### [Requirement]
Could you copy each line of the listing that holds "ylabel"?

-------------------------

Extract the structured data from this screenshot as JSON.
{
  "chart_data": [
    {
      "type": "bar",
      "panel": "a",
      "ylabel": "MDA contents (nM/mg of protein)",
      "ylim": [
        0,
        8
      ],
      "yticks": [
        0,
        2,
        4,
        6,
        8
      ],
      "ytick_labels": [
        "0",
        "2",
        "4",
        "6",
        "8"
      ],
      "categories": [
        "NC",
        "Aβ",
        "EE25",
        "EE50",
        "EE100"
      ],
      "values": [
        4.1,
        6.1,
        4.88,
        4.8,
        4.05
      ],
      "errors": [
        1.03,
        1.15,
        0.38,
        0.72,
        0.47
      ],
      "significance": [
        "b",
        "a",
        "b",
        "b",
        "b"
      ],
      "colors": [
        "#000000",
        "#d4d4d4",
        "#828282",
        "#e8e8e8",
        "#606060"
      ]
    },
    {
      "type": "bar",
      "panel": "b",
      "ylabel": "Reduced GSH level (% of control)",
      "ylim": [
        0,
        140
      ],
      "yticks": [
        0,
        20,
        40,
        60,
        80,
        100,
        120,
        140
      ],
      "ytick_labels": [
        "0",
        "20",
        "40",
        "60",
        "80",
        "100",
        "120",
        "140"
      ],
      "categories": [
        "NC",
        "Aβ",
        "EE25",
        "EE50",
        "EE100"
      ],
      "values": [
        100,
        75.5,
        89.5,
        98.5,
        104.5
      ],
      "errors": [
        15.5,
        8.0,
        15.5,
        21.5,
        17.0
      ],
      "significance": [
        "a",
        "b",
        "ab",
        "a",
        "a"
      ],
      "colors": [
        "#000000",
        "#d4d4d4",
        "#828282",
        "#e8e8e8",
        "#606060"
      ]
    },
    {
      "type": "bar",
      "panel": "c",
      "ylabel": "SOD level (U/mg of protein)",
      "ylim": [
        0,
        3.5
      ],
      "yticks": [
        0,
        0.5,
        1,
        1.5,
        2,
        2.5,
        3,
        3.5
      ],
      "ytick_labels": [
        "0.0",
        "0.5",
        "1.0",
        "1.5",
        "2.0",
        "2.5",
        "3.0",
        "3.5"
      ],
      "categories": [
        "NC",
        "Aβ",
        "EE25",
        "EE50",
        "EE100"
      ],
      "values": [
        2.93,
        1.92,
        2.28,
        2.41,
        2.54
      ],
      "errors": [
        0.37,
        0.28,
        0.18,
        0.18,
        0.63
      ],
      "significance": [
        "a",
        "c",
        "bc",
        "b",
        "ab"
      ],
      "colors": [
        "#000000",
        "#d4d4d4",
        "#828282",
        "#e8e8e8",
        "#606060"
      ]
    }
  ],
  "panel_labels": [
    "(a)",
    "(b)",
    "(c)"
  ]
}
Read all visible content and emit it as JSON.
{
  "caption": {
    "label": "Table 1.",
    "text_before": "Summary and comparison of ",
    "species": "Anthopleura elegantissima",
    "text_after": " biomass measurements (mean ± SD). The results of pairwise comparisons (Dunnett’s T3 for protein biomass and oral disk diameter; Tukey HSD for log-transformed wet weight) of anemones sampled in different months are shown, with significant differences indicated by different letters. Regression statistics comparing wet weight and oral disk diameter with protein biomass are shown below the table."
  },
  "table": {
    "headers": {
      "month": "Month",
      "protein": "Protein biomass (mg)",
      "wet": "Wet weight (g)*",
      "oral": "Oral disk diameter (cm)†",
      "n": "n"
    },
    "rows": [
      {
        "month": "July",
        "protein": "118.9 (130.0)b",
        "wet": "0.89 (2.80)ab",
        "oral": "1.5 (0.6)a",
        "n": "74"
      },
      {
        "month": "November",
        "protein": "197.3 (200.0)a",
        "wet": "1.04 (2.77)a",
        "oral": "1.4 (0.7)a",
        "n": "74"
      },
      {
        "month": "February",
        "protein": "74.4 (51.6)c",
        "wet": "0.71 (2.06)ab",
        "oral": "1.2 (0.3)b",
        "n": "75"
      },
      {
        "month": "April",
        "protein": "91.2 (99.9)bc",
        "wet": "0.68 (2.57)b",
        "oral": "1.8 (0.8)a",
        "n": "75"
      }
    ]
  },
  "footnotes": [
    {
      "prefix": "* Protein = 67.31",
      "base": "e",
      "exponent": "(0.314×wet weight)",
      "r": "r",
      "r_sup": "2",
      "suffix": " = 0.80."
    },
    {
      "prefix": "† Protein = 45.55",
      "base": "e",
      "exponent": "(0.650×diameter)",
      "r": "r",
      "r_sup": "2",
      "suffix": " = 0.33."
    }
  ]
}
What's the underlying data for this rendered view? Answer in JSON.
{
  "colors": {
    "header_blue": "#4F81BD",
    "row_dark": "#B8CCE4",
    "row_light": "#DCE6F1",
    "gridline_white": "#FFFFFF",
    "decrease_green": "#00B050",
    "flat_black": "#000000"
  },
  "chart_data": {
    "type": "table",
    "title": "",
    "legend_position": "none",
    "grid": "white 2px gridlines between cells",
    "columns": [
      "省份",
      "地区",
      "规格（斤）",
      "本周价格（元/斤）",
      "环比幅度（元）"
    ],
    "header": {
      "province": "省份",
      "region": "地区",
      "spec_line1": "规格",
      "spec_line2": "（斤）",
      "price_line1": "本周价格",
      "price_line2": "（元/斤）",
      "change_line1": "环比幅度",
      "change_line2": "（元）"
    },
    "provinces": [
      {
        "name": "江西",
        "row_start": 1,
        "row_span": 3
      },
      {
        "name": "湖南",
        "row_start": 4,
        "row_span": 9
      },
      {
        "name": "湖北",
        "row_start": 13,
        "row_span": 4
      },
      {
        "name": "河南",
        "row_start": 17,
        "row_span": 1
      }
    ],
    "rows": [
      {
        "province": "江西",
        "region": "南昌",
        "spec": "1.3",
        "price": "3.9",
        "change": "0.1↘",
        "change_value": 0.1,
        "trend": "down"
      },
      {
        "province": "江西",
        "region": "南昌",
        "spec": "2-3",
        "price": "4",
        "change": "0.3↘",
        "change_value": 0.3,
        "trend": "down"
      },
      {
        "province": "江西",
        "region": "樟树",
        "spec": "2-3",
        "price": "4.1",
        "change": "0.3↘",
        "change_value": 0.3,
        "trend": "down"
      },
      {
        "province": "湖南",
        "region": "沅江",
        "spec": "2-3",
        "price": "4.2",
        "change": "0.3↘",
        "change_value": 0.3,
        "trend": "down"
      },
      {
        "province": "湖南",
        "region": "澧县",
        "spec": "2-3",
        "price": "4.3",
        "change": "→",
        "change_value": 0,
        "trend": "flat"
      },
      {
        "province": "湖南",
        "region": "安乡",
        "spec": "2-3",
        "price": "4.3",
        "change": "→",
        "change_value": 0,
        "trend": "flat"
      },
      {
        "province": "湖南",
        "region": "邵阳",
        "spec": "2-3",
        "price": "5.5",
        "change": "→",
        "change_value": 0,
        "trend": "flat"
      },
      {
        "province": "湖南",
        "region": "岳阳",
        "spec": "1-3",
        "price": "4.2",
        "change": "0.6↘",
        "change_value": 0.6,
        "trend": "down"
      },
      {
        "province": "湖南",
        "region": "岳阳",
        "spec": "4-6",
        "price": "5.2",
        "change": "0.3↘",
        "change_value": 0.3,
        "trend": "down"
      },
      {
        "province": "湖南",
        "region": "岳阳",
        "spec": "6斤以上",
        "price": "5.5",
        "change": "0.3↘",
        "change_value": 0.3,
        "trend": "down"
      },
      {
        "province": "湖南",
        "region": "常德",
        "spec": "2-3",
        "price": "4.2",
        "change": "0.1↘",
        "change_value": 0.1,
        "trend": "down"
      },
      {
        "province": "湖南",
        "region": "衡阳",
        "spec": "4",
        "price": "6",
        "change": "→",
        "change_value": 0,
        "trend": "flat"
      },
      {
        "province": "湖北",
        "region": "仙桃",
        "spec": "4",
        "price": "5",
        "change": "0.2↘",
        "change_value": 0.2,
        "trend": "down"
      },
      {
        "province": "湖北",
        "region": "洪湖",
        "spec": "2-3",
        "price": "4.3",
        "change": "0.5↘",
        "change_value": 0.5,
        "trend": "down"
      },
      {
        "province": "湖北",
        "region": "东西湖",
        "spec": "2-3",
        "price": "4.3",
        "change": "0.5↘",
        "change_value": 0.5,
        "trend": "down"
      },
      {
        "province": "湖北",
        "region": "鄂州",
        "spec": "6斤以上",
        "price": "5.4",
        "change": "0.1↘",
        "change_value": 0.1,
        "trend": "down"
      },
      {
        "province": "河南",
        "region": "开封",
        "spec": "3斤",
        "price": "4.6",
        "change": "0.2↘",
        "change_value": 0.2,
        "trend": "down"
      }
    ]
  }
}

-------------------------

### [Written reply]
      "ylabel": "MDA contents (nM/mg of protein)",
      "ylabel": "Reduced GSH level (% of control)",
      "ylabel": "SOD level (U/mg of protein)",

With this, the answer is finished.